━━━━━ Dataset content ━━━━━
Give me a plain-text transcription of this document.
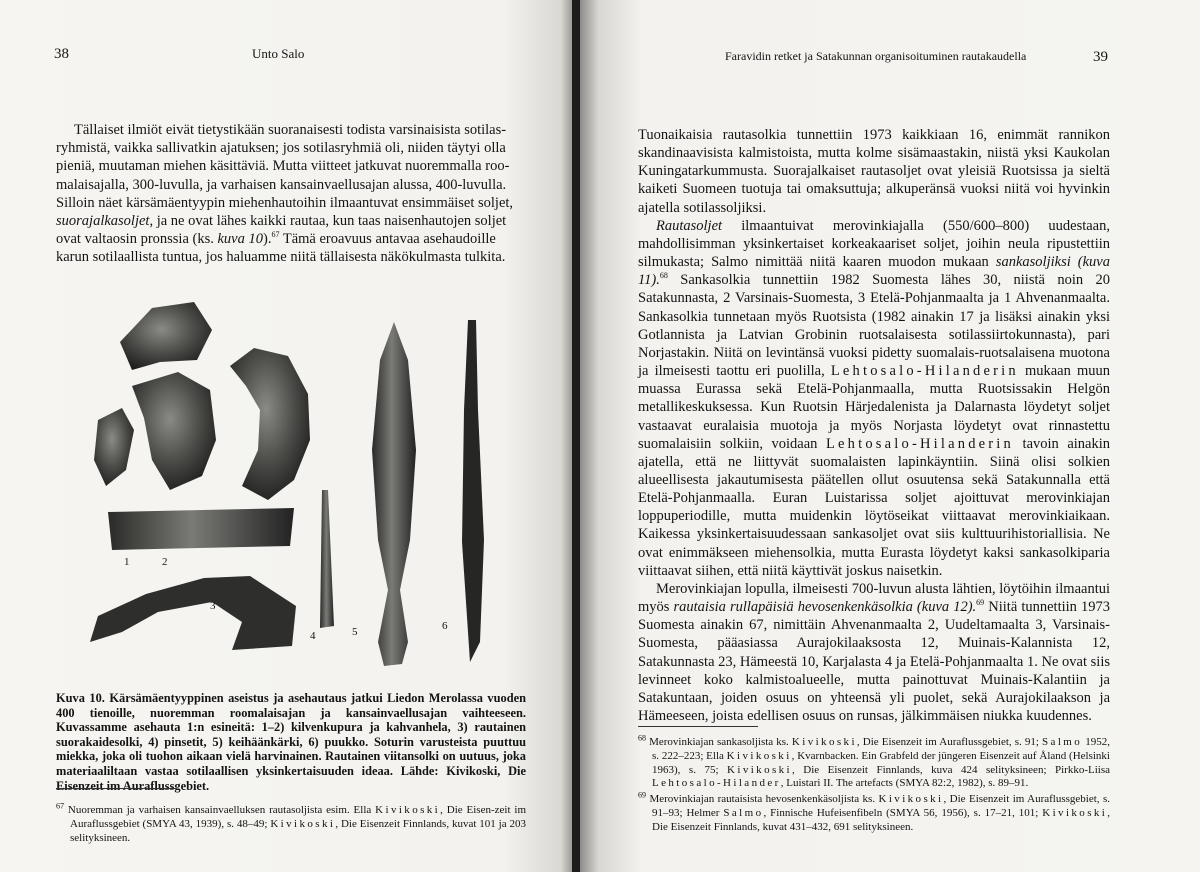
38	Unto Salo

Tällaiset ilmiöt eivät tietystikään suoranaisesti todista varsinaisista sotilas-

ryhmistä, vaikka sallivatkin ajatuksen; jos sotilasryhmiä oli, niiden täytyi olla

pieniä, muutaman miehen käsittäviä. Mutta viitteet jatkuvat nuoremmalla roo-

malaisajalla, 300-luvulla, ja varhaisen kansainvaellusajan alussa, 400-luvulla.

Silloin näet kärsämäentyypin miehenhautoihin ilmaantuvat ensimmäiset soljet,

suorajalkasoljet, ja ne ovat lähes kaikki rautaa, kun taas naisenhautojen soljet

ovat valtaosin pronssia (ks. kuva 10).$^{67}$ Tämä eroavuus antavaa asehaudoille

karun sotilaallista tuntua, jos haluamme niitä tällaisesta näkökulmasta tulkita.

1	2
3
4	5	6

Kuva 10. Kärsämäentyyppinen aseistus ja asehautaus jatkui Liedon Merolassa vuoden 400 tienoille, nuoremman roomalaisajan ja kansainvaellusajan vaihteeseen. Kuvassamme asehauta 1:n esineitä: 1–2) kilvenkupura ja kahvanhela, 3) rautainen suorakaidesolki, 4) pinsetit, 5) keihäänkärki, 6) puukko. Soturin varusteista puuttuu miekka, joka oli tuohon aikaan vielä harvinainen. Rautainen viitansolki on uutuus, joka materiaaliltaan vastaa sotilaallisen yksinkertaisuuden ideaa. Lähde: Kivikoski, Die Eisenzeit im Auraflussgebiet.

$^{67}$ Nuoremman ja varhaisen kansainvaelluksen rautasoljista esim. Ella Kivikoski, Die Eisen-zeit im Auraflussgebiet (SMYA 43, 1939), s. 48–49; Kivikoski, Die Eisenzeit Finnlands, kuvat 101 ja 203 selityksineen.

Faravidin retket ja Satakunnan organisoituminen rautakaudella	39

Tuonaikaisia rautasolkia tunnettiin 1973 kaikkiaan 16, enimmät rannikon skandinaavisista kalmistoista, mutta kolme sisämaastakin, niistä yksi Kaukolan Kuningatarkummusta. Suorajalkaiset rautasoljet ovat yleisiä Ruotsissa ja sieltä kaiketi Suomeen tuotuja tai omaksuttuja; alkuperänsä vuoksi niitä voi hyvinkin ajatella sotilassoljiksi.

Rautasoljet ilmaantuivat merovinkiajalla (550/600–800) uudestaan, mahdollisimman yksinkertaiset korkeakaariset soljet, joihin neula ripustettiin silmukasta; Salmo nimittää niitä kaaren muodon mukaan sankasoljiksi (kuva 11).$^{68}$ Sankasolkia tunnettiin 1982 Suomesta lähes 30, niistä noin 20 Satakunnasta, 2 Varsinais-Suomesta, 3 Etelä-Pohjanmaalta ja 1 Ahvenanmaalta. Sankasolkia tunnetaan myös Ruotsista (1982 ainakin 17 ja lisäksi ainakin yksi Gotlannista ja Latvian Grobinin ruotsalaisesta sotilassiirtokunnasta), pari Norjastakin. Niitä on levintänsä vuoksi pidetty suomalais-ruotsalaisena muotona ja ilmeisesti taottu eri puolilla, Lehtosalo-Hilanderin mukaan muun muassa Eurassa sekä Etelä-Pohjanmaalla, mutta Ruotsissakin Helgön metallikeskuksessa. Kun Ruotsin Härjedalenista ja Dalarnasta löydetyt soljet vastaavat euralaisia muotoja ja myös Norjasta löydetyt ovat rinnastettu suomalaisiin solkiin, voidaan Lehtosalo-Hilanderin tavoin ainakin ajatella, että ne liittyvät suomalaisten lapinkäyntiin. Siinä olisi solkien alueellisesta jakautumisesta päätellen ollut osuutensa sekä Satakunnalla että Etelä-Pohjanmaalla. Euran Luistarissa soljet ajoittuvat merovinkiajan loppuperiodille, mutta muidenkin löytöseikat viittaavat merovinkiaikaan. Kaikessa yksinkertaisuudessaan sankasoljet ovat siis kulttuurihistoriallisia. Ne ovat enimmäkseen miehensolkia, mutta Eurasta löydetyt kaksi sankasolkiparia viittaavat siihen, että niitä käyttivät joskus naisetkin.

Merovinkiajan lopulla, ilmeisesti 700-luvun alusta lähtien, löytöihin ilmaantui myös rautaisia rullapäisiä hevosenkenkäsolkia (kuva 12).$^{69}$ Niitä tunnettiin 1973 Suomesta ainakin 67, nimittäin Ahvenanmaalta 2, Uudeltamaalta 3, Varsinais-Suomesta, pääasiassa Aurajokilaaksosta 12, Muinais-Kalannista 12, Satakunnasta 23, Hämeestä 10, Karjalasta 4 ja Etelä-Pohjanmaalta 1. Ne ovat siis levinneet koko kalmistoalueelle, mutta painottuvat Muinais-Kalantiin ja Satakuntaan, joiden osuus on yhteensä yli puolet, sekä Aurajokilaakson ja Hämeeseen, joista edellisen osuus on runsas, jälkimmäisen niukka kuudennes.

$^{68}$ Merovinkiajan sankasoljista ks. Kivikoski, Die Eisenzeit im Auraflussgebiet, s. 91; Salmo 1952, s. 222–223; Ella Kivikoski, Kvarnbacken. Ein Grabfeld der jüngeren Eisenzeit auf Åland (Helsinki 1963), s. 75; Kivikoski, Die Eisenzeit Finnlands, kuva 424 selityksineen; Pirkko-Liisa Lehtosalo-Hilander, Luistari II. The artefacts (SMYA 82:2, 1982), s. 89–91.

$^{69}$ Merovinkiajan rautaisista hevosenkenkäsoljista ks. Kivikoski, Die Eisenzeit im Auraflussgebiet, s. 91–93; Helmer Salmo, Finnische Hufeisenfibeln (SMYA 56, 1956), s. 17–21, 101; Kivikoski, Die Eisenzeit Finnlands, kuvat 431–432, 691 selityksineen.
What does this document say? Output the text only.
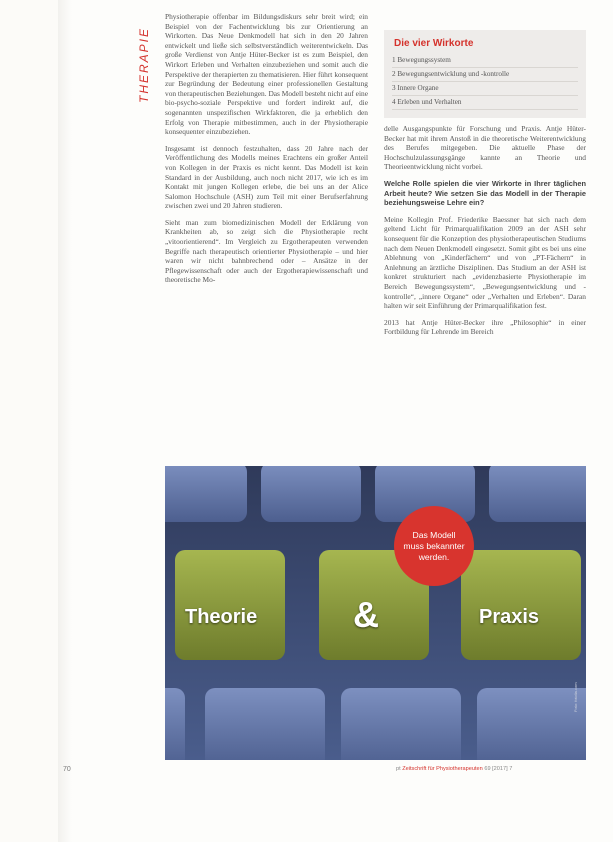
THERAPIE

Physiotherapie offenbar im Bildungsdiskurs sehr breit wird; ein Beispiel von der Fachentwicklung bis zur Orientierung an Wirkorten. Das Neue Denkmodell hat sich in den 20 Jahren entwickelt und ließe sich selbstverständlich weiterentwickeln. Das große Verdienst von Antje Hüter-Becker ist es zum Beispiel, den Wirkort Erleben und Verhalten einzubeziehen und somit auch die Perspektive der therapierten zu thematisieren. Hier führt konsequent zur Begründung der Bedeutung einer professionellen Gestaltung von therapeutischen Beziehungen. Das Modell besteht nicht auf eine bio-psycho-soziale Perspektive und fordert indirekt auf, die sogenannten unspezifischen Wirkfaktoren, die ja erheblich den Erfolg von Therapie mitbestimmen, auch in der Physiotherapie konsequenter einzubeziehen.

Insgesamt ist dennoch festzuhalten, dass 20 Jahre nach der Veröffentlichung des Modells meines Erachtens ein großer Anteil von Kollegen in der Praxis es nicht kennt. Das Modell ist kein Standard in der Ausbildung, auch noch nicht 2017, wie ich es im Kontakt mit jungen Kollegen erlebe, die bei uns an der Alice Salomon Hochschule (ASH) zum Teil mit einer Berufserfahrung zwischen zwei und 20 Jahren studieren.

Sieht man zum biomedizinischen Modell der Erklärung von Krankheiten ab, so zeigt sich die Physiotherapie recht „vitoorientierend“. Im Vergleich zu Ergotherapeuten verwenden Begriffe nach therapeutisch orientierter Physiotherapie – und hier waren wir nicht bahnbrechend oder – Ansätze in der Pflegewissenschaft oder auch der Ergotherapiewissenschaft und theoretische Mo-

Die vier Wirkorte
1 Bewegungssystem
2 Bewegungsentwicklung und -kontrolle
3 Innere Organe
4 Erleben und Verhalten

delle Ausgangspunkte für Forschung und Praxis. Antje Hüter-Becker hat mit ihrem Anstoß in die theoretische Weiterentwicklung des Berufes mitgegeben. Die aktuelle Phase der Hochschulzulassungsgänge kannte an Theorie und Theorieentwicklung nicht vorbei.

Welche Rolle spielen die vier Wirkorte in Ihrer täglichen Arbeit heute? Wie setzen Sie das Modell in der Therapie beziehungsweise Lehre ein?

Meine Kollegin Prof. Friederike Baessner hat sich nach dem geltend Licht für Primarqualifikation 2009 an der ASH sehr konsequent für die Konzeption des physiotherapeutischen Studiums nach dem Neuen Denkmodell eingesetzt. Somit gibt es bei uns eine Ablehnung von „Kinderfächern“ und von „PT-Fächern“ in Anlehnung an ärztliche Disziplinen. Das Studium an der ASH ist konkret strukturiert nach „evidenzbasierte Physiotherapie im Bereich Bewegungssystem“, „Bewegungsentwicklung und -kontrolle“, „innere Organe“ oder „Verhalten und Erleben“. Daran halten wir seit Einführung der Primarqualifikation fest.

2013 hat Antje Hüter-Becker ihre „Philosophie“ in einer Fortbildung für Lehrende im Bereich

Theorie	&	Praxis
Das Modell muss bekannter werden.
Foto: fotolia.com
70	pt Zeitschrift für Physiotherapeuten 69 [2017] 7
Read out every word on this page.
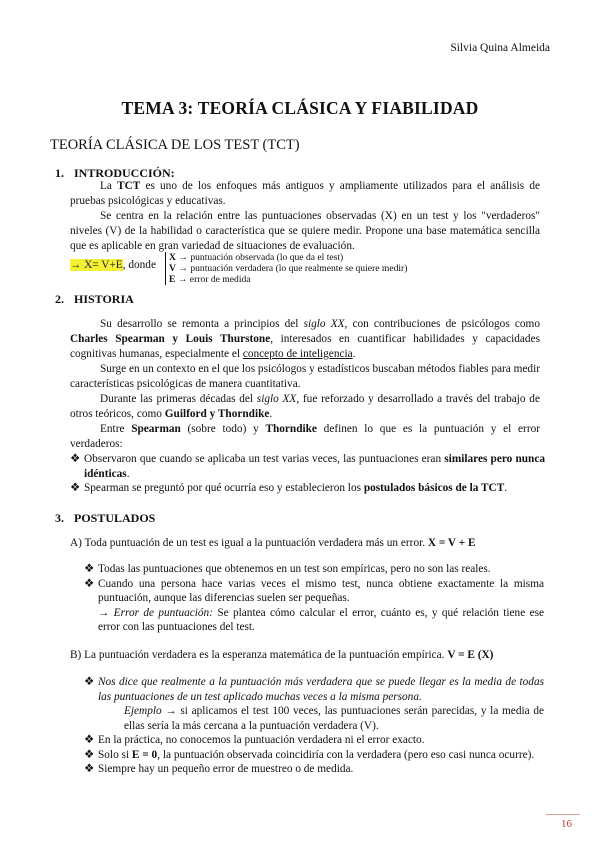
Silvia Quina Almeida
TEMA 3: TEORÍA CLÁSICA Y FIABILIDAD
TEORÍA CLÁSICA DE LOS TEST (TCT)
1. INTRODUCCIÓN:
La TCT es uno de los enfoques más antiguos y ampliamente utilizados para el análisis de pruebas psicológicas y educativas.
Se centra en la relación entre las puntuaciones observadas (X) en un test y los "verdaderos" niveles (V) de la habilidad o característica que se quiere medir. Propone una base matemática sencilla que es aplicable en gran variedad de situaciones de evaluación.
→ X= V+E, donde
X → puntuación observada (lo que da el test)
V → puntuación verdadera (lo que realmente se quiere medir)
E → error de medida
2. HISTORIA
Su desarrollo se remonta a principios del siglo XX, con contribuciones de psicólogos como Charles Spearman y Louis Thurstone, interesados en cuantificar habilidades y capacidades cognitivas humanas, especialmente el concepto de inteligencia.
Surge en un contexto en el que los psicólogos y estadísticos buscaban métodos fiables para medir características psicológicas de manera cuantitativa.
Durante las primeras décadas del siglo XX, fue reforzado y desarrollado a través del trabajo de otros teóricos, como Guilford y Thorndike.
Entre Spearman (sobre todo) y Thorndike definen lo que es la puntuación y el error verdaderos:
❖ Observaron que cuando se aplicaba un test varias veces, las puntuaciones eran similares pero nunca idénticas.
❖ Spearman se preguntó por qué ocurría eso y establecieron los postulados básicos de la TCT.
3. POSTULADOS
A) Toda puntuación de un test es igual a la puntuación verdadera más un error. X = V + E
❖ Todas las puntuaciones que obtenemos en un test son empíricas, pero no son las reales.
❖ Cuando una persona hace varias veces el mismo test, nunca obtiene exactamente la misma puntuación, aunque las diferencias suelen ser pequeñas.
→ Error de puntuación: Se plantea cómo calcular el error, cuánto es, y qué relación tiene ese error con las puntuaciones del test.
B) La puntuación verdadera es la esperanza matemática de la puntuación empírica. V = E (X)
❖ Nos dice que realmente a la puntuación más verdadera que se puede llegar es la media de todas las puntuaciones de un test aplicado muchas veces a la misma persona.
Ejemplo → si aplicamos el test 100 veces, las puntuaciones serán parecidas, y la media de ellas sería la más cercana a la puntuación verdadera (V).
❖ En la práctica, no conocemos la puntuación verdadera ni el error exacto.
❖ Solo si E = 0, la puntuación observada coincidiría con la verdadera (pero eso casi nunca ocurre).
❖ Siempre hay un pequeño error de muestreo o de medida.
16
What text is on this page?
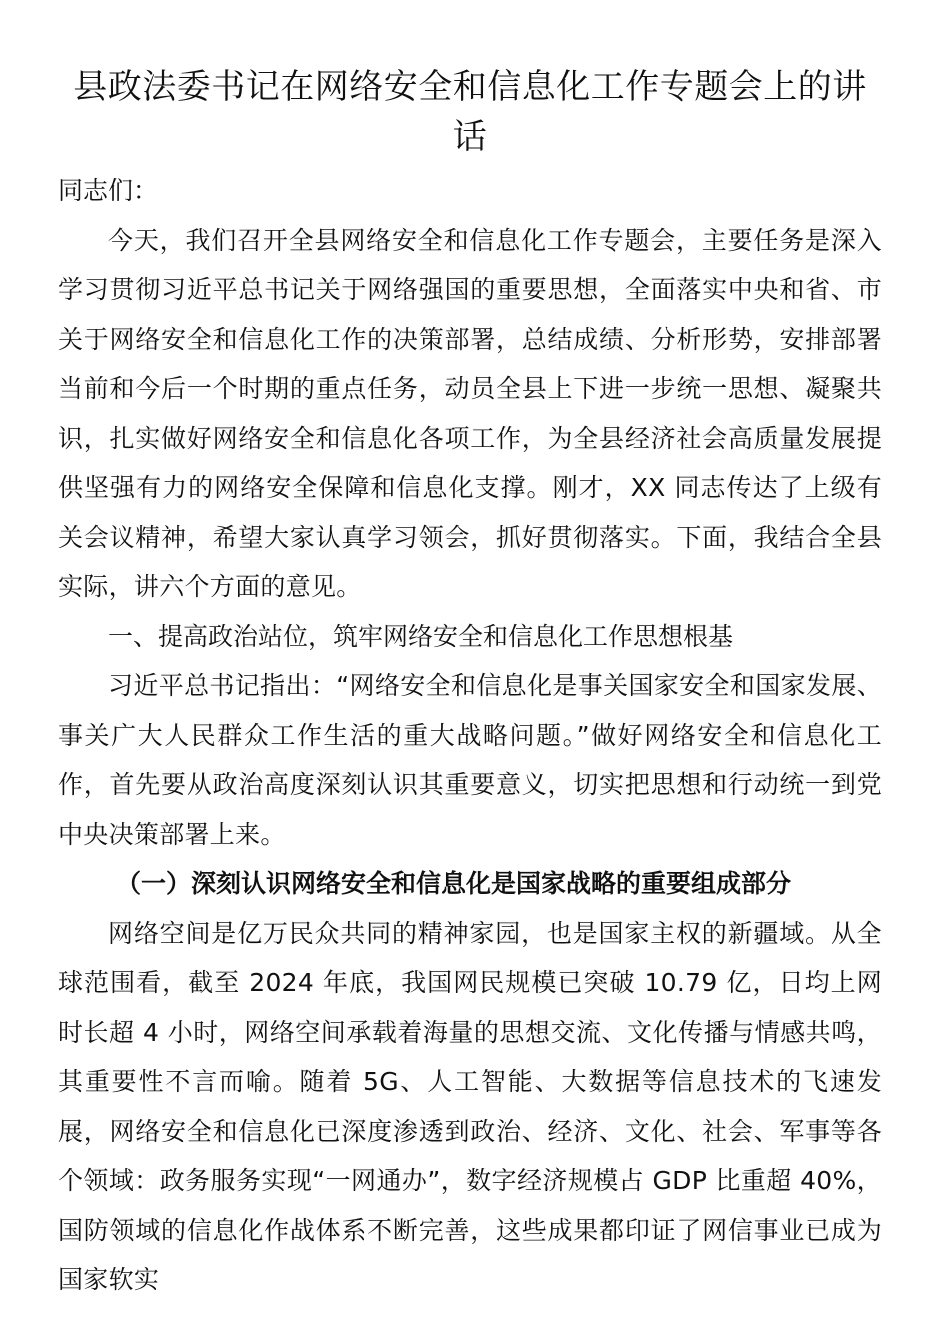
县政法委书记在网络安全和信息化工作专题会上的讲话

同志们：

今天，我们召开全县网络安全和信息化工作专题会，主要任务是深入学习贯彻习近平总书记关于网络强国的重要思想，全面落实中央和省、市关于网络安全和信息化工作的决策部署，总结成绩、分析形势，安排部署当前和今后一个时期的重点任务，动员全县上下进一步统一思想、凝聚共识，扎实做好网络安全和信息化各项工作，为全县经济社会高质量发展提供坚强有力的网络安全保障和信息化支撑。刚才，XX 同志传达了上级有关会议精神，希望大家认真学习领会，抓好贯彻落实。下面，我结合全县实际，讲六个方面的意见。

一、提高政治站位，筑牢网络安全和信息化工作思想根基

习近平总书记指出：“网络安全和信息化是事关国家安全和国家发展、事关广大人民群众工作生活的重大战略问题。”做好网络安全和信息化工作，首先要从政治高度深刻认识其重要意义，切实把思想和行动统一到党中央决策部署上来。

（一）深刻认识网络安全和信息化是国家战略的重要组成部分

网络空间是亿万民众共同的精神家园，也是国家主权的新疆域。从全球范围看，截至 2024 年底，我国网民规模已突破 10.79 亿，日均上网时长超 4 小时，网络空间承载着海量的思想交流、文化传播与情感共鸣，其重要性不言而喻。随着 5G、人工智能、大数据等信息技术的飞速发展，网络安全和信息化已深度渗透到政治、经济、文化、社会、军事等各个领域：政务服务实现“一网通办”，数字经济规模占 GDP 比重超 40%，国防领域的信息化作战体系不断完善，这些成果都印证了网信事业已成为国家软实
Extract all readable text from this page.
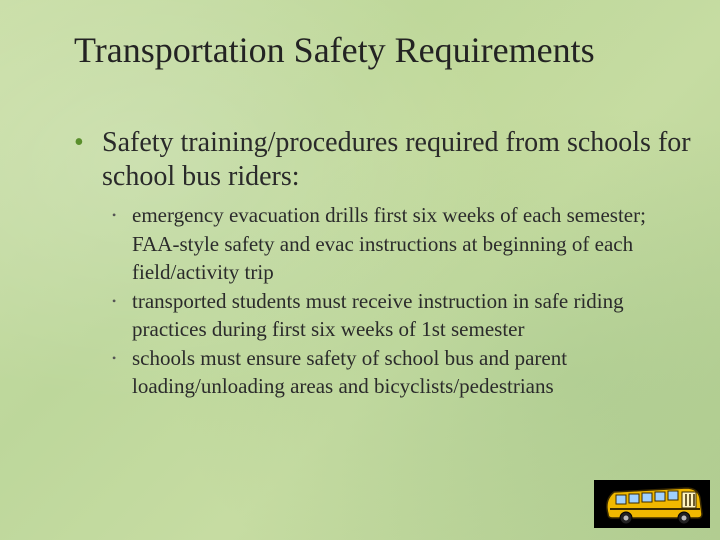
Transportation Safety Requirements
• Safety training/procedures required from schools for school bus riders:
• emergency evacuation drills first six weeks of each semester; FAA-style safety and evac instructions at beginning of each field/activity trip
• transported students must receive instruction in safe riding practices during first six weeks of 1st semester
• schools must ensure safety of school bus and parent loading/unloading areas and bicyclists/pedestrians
━━━━━
_Exercise instructions:_ Among the lines of the data above, determine how many contain the word "para". Report the number alone.

_Response to this exercise:_ 2